◆ **Exercise prompt**
Your task is to write out all of the records once more, exactly.

*** Material shown ***

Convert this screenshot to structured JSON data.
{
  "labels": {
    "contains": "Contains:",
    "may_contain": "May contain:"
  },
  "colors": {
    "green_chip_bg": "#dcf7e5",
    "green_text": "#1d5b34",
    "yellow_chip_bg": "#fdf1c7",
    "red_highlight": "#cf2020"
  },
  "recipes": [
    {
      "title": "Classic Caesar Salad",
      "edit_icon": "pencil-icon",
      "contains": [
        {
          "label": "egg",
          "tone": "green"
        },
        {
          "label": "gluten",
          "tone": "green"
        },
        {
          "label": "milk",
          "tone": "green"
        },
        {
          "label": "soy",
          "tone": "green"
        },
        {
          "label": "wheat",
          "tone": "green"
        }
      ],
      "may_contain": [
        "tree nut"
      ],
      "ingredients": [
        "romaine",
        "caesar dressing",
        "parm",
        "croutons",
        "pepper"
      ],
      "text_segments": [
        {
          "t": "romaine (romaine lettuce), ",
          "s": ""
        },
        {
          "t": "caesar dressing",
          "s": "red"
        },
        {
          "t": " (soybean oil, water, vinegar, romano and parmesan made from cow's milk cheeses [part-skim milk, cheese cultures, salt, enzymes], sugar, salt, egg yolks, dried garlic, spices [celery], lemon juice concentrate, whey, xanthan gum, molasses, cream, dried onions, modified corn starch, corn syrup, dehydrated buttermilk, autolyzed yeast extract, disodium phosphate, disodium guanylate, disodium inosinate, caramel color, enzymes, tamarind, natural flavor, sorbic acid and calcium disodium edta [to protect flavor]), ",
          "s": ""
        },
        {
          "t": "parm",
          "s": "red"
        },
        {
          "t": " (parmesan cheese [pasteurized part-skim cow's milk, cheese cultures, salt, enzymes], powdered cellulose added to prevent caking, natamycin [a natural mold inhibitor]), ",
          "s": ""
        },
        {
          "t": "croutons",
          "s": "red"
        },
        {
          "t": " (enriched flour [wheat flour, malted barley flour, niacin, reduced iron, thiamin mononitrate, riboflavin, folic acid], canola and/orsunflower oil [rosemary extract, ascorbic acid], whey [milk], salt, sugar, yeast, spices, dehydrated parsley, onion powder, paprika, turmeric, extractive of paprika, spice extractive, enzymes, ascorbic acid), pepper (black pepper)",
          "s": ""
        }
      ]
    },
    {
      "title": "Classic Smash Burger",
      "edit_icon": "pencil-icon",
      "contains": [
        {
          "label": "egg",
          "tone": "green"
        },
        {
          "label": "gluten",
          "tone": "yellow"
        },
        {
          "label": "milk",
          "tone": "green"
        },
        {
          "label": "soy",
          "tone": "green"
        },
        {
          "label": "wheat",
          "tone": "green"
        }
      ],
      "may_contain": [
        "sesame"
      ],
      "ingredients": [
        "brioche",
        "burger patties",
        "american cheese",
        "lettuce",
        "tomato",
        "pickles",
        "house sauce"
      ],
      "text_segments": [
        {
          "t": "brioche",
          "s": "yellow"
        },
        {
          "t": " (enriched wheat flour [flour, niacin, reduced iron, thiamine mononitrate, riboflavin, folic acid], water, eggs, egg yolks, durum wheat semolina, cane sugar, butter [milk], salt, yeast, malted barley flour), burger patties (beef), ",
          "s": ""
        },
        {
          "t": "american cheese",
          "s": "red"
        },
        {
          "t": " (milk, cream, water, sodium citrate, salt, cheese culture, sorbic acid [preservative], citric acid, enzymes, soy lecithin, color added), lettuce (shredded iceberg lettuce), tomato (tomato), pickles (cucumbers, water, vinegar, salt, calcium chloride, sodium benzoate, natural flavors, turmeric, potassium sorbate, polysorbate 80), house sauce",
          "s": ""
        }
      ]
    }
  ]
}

*** End of Material shown ***

◆ **Exercise answer**
Convert this screenshot to structured JSON data.
{
  "labels": {
    "contains": "Contains:",
    "may_contain": "May contain:"
  },
  "colors": {
    "green_chip_bg": "#dcf7e5",
    "green_text": "#1d5b34",
    "yellow_chip_bg": "#fdf1c7",
    "red_highlight": "#cf2020"
  },
  "recipes": [
    {
      "title": "Classic Caesar Salad",
      "edit_icon": "pencil-icon",
      "contains": [
        {
          "label": "egg",
          "tone": "green"
        },
        {
          "label": "gluten",
          "tone": "green"
        },
        {
          "label": "milk",
          "tone": "green"
        },
        {
          "label": "soy",
          "tone": "green"
        },
        {
          "label": "wheat",
          "tone": "green"
        }
      ],
      "may_contain": [
        "tree nut"
      ],
      "ingredients": [
        "romaine",
        "caesar dressing",
        "parm",
        "croutons",
        "pepper"
      ],
      "text_segments": [
        {
          "t": "romaine (romaine lettuce), ",
          "s": ""
        },
        {
          "t": "caesar dressing",
          "s": "red"
        },
        {
          "t": " (soybean oil, water, vinegar, romano and parmesan made from cow's milk cheeses [part-skim milk, cheese cultures, salt, enzymes], sugar, salt, egg yolks, dried garlic, spices [celery], lemon juice concentrate, whey, xanthan gum, molasses, cream, dried onions, modified corn starch, corn syrup, dehydrated buttermilk, autolyzed yeast extract, disodium phosphate, disodium guanylate, disodium inosinate, caramel color, enzymes, tamarind, natural flavor, sorbic acid and calcium disodium edta [to protect flavor]), ",
          "s": ""
        },
        {
          "t": "parm",
          "s": "red"
        },
        {
          "t": " (parmesan cheese [pasteurized part-skim cow's milk, cheese cultures, salt, enzymes], powdered cellulose added to prevent caking, natamycin [a natural mold inhibitor]), ",
          "s": ""
        },
        {
          "t": "croutons",
          "s": "red"
        },
        {
          "t": " (enriched flour [wheat flour, malted barley flour, niacin, reduced iron, thiamin mononitrate, riboflavin, folic acid], canola and/orsunflower oil [rosemary extract, ascorbic acid], whey [milk], salt, sugar, yeast, spices, dehydrated parsley, onion powder, paprika, turmeric, extractive of paprika, spice extractive, enzymes, ascorbic acid), pepper (black pepper)",
          "s": ""
        }
      ]
    },
    {
      "title": "Classic Smash Burger",
      "edit_icon": "pencil-icon",
      "contains": [
        {
          "label": "egg",
          "tone": "green"
        },
        {
          "label": "gluten",
          "tone": "yellow"
        },
        {
          "label": "milk",
          "tone": "green"
        },
        {
          "label": "soy",
          "tone": "green"
        },
        {
          "label": "wheat",
          "tone": "green"
        }
      ],
      "may_contain": [
        "sesame"
      ],
      "ingredients": [
        "brioche",
        "burger patties",
        "american cheese",
        "lettuce",
        "tomato",
        "pickles",
        "house sauce"
      ],
      "text_segments": [
        {
          "t": "brioche",
          "s": "yellow"
        },
        {
          "t": " (enriched wheat flour [flour, niacin, reduced iron, thiamine mononitrate, riboflavin, folic acid], water, eggs, egg yolks, durum wheat semolina, cane sugar, butter [milk], salt, yeast, malted barley flour), burger patties (beef), ",
          "s": ""
        },
        {
          "t": "american cheese",
          "s": "red"
        },
        {
          "t": " (milk, cream, water, sodium citrate, salt, cheese culture, sorbic acid [preservative], citric acid, enzymes, soy lecithin, color added), lettuce (shredded iceberg lettuce), tomato (tomato), pickles (cucumbers, water, vinegar, salt, calcium chloride, sodium benzoate, natural flavors, turmeric, potassium sorbate, polysorbate 80), house sauce",
          "s": ""
        }
      ]
    }
  ]
}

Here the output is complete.